■ What needs to be done
Work through the data and report how many lines include the string "JSON", giving the number alone.

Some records
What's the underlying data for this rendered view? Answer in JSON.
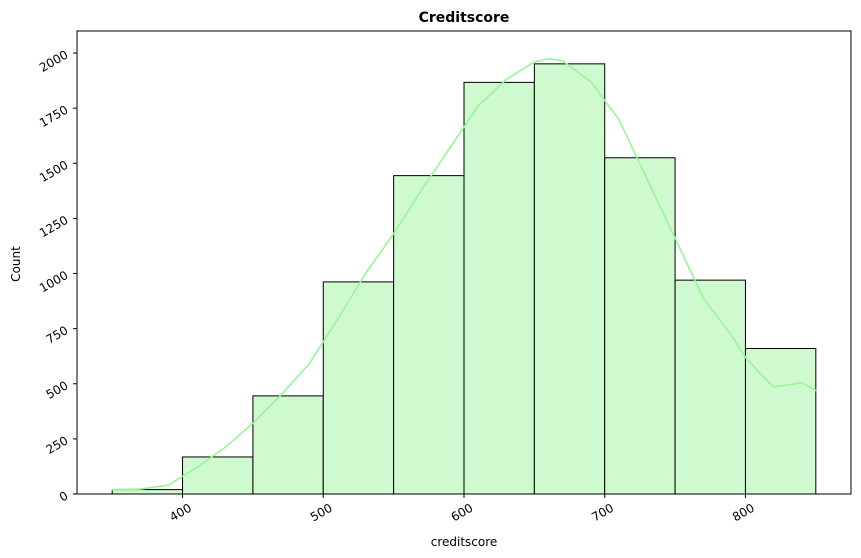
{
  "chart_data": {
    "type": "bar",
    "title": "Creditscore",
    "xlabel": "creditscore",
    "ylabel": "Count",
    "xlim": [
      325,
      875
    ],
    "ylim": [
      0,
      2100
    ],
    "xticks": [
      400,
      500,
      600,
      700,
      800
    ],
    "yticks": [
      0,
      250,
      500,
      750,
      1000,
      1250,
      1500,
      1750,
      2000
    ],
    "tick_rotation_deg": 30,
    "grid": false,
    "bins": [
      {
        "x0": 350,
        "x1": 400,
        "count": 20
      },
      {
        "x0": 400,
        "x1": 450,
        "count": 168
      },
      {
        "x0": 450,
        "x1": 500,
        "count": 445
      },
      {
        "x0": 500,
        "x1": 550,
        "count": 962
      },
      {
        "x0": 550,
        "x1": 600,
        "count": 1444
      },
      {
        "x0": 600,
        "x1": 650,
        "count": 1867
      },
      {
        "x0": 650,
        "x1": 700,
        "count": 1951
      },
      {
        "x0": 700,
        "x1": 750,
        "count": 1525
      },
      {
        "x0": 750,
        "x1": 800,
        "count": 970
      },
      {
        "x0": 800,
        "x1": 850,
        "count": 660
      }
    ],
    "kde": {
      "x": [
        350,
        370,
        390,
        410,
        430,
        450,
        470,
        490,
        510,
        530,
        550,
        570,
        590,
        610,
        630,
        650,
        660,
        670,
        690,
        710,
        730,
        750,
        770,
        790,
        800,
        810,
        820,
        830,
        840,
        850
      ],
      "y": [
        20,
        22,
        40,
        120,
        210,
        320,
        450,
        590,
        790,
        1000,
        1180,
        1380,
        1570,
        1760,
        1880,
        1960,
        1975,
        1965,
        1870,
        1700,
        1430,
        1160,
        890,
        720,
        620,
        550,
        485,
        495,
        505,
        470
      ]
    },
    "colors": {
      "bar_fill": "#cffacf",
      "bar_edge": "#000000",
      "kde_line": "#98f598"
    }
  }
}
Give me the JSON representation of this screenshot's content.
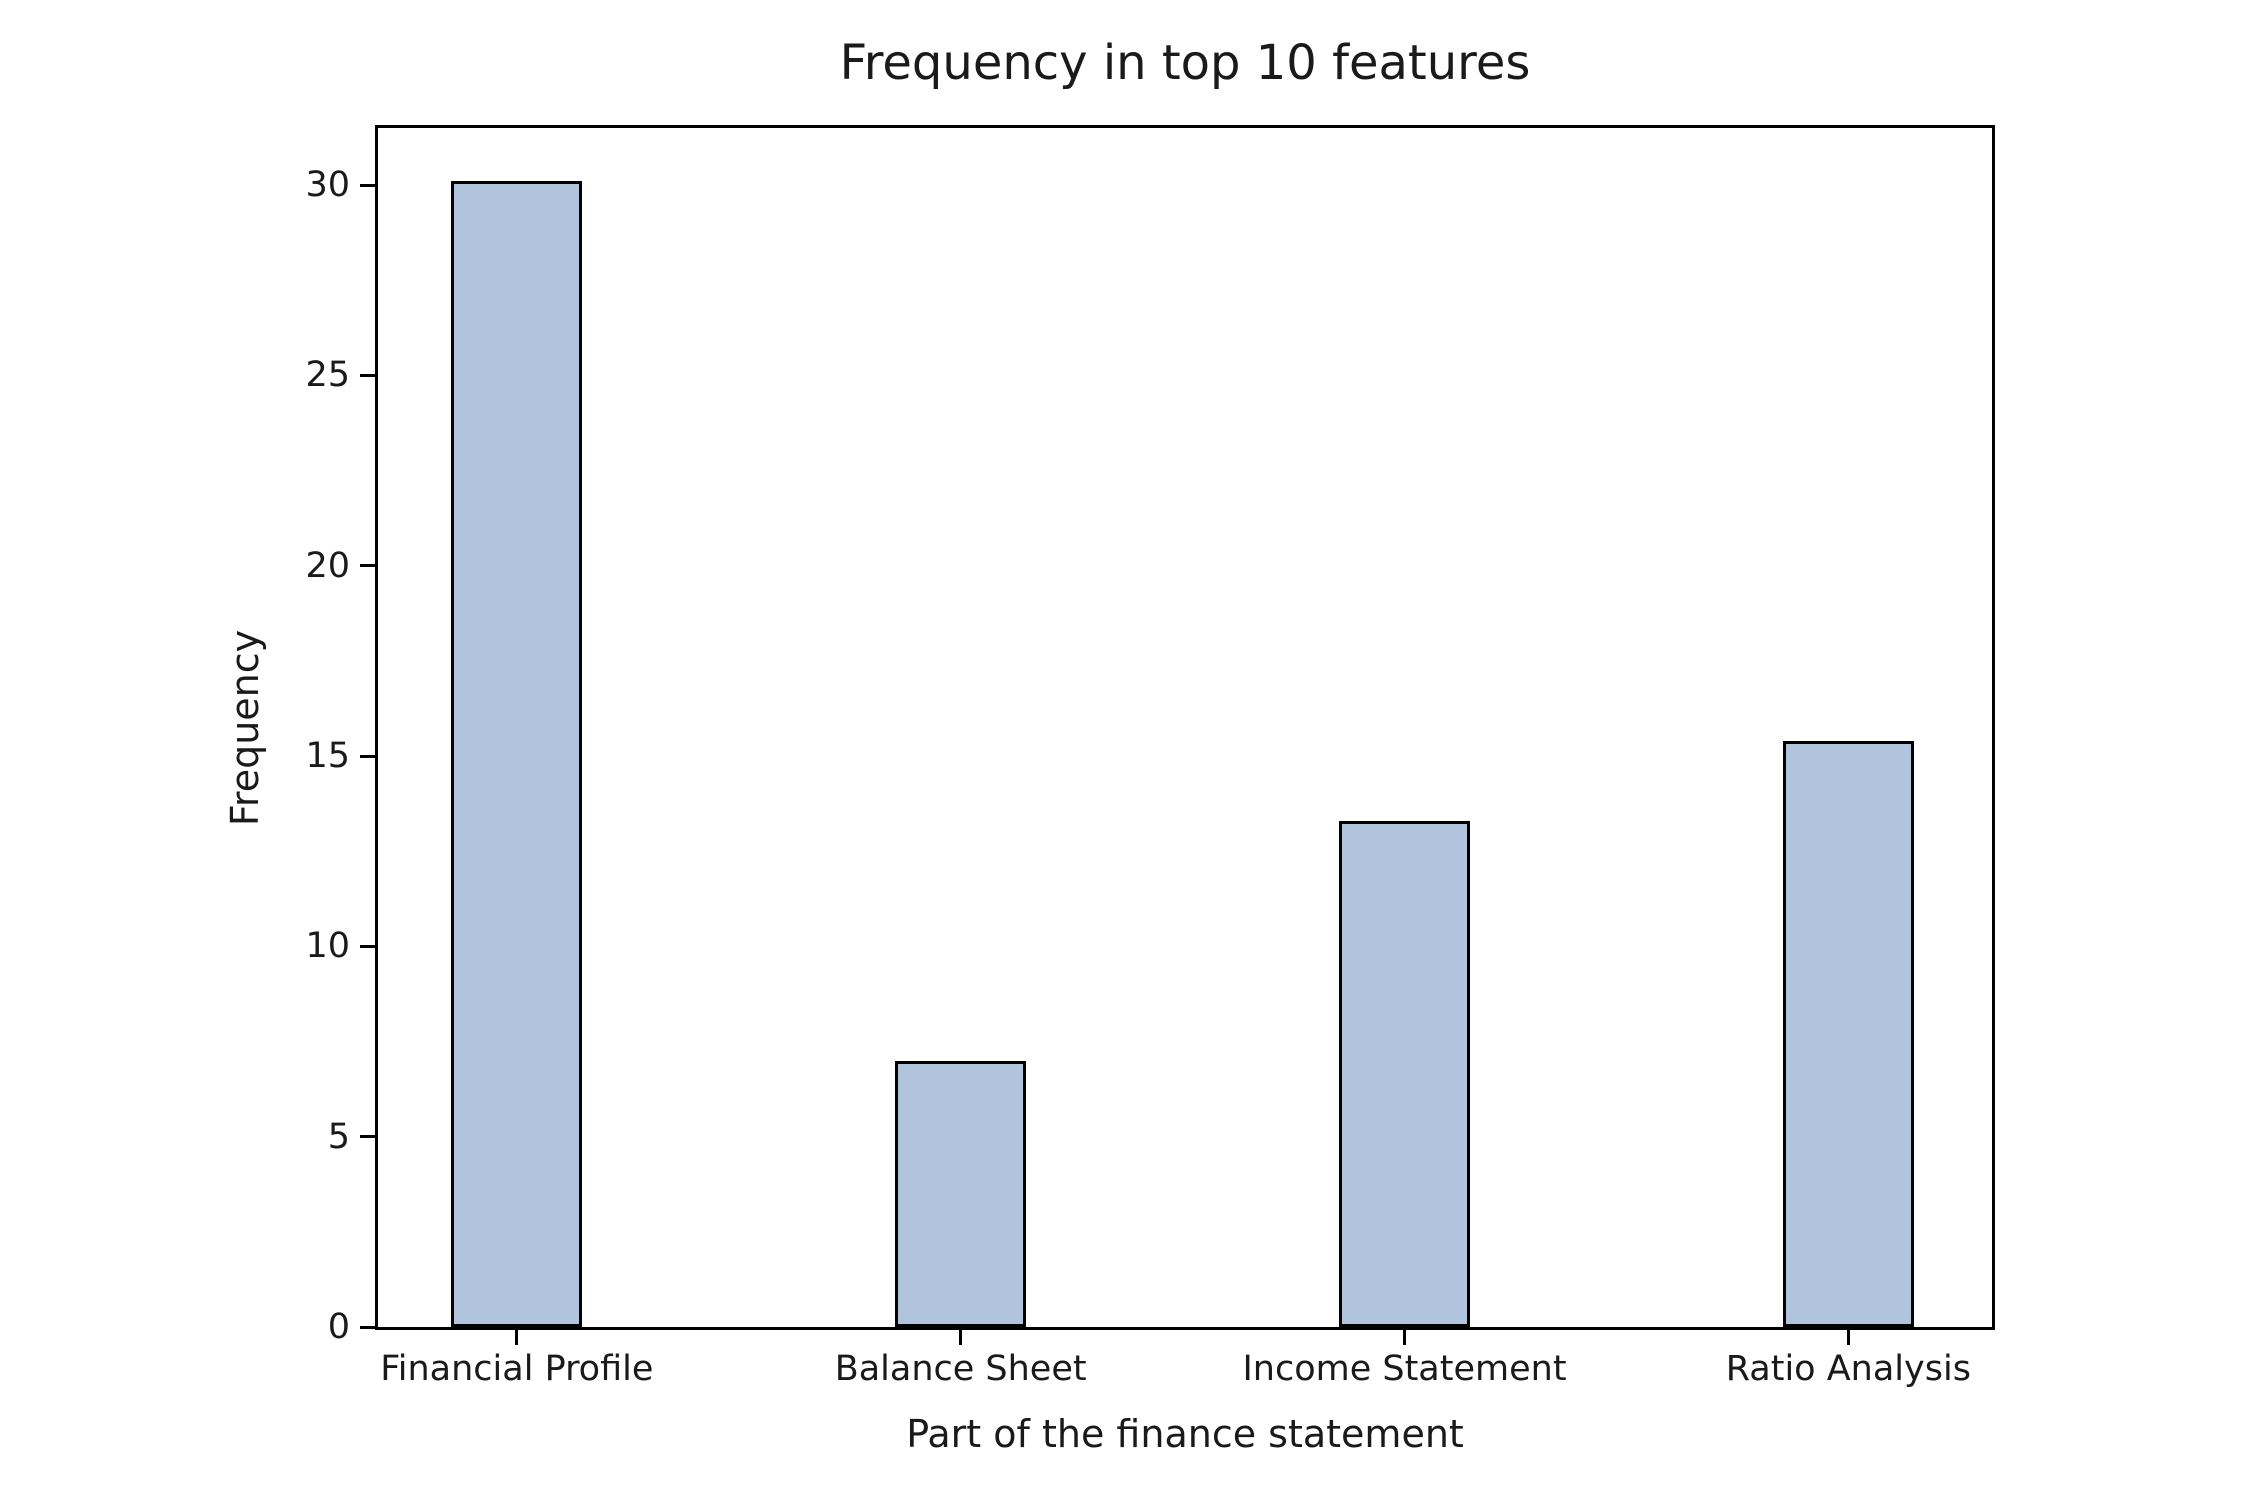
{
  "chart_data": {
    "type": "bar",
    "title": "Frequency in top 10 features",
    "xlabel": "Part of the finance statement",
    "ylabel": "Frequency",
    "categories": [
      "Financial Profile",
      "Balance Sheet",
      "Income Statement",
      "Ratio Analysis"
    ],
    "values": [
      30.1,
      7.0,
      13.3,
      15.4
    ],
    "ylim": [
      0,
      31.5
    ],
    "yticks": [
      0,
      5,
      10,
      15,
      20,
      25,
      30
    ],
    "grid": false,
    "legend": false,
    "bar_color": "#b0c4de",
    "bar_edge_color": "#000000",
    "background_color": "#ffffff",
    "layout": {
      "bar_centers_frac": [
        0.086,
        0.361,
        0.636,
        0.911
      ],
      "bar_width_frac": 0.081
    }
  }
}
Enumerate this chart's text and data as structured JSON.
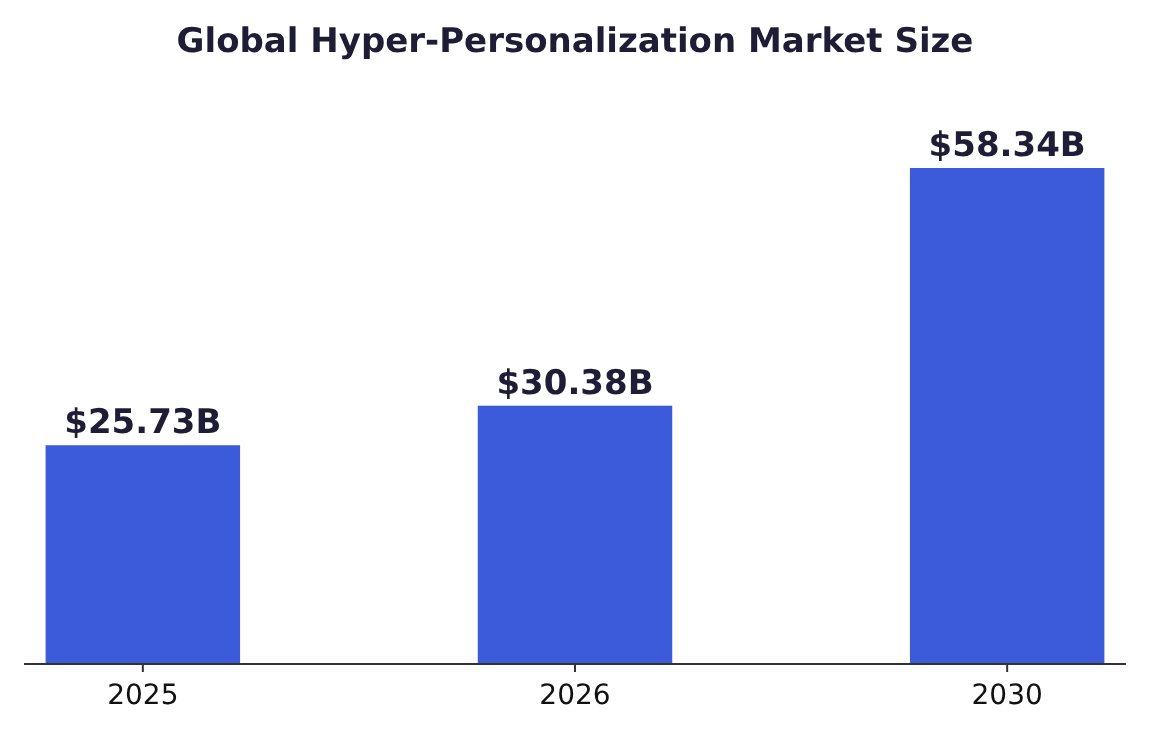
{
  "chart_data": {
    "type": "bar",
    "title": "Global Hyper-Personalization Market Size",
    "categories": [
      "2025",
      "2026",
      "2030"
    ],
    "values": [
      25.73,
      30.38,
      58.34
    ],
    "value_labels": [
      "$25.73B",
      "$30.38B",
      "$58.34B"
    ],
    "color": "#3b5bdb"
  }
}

■ Expected answer
3